- Your task: Using the entries that follow, collect the lines where the word "terminal" appears.
---------- Input data ----------
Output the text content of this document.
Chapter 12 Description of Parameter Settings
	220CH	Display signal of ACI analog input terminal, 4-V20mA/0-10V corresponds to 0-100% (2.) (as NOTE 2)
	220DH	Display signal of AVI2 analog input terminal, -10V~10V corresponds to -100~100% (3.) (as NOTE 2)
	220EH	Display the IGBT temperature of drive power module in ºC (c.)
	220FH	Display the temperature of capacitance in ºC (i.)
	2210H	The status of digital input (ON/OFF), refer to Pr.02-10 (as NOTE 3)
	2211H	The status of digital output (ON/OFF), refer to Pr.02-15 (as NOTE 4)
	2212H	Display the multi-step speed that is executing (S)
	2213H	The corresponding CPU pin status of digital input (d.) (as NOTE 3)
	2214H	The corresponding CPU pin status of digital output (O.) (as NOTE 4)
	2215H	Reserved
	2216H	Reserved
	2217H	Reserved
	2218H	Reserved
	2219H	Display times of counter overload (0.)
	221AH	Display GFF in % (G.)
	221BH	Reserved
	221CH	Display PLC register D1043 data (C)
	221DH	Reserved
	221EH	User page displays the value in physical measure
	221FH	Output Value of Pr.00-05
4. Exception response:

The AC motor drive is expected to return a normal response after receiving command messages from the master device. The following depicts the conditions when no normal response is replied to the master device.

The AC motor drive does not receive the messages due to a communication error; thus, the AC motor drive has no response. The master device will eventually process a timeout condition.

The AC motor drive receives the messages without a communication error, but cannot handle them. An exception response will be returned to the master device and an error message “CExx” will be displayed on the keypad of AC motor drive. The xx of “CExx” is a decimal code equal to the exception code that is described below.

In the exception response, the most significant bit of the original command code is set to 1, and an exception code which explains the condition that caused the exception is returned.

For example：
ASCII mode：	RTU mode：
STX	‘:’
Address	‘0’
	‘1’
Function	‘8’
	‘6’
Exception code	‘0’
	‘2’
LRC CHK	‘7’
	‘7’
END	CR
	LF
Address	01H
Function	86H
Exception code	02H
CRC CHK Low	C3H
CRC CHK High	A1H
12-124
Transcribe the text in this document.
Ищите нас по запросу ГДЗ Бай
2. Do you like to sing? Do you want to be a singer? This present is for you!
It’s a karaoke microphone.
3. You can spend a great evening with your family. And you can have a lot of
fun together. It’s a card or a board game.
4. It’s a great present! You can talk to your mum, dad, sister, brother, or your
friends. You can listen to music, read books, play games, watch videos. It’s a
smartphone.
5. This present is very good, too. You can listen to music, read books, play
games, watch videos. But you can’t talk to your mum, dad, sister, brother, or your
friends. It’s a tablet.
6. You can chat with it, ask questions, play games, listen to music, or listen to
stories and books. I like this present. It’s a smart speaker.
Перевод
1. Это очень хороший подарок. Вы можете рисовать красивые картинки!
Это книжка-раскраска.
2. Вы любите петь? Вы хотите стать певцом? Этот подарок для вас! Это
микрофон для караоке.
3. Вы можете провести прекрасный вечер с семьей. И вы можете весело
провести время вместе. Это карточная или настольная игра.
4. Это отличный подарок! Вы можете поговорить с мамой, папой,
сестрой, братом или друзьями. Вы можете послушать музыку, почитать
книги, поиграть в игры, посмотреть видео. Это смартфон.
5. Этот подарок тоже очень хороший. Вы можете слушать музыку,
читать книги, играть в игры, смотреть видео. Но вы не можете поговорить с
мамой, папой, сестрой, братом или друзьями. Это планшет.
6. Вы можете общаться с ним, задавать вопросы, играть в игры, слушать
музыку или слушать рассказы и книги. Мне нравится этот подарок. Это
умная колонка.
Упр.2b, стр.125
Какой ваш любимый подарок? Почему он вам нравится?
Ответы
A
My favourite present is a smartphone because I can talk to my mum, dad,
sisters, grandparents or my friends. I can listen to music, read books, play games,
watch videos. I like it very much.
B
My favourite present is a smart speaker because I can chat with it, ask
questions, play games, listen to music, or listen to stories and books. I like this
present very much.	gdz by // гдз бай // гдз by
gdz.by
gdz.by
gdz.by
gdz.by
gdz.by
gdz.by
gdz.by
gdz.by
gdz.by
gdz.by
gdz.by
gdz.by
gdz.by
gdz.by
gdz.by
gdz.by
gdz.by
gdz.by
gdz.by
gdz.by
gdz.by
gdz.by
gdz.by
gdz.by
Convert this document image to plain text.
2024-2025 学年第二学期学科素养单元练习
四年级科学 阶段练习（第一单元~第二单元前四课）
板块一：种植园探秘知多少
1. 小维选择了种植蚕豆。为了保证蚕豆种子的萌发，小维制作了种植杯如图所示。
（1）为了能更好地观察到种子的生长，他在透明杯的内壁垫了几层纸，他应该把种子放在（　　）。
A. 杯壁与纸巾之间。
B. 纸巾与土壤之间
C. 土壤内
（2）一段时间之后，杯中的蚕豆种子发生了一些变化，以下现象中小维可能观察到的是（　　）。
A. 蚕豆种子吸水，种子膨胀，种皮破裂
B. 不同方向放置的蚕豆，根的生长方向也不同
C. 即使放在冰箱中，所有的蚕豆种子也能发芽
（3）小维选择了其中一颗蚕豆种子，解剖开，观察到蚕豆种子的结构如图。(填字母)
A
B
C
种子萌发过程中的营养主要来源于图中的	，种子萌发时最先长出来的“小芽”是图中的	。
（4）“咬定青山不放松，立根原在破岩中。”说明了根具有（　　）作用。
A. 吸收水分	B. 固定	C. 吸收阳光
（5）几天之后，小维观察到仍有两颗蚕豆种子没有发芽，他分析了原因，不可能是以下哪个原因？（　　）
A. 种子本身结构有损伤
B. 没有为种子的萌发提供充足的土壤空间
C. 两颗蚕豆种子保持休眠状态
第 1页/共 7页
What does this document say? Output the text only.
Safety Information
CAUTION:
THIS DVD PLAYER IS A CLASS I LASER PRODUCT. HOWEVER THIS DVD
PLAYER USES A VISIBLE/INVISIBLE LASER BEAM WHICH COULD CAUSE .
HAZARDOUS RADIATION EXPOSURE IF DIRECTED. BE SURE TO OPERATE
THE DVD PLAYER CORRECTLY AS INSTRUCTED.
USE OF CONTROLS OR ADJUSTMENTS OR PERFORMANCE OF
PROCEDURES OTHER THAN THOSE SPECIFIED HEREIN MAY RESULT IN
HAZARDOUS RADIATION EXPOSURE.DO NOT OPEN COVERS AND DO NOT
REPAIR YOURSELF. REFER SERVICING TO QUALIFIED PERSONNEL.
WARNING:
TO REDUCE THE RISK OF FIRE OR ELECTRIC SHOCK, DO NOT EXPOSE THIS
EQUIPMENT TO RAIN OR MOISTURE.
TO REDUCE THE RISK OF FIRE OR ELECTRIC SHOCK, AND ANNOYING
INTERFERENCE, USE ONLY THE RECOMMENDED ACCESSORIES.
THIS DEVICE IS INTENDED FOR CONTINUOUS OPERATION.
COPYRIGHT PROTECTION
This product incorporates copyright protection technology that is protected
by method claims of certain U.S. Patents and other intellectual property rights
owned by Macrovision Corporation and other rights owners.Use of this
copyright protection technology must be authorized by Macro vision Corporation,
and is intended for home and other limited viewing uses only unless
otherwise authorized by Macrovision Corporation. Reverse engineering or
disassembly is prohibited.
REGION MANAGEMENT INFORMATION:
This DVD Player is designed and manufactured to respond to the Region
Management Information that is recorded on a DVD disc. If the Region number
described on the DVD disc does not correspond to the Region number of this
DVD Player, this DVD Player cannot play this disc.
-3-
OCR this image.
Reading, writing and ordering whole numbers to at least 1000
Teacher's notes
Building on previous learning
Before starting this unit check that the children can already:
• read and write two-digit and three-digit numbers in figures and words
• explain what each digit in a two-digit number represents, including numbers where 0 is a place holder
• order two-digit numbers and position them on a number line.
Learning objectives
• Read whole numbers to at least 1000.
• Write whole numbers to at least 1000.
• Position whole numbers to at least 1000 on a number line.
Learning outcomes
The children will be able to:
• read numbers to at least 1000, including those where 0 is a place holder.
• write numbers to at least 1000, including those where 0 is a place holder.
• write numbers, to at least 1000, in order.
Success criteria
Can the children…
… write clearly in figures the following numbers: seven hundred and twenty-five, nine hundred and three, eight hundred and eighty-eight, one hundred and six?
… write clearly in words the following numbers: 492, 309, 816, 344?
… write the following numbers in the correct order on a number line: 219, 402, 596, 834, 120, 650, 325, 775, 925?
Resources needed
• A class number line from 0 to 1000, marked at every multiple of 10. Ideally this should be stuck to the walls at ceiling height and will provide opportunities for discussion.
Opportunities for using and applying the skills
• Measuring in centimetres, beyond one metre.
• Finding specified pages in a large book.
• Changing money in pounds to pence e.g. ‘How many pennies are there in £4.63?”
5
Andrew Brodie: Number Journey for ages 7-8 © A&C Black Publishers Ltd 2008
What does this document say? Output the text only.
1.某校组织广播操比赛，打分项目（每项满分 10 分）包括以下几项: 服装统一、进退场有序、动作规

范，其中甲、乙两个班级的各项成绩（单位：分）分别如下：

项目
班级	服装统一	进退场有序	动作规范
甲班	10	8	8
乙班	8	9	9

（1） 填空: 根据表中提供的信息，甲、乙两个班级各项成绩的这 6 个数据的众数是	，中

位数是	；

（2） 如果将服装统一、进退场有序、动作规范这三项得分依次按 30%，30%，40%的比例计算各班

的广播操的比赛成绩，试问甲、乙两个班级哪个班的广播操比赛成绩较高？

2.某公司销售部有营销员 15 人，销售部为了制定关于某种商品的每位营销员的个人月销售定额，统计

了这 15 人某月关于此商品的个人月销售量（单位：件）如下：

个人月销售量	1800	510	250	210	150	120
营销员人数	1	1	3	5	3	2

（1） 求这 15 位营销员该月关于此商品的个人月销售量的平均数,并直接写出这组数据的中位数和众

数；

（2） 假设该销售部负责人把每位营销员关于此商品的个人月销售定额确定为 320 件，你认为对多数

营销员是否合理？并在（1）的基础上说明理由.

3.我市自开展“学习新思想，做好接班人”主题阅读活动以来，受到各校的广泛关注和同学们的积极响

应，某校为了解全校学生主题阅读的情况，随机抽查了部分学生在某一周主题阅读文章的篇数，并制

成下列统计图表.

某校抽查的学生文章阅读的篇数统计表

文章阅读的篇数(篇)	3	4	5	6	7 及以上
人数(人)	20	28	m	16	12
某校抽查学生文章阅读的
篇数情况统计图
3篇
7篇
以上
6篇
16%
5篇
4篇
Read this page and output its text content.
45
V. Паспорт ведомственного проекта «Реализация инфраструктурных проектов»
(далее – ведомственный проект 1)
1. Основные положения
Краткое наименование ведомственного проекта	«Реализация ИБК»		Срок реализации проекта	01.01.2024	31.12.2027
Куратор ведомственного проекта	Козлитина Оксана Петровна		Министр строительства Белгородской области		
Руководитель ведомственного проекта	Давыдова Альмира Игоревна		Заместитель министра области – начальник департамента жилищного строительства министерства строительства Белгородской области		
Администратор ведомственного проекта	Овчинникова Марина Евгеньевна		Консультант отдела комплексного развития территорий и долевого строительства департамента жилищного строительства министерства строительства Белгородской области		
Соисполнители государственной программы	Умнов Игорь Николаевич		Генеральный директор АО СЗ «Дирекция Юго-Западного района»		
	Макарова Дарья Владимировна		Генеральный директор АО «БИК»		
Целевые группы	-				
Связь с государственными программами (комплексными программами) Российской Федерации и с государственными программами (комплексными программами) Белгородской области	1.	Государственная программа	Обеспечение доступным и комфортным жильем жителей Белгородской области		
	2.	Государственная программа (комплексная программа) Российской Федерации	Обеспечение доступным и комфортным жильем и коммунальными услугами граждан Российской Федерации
----------
- Final result:
	220CH	Display signal of ACI analog input terminal, 4-V20mA/0-10V corresponds to 0-100% (2.) (as NOTE 2)
	220DH	Display signal of AVI2 analog input terminal, -10V~10V corresponds to -100~100% (3.) (as NOTE 2)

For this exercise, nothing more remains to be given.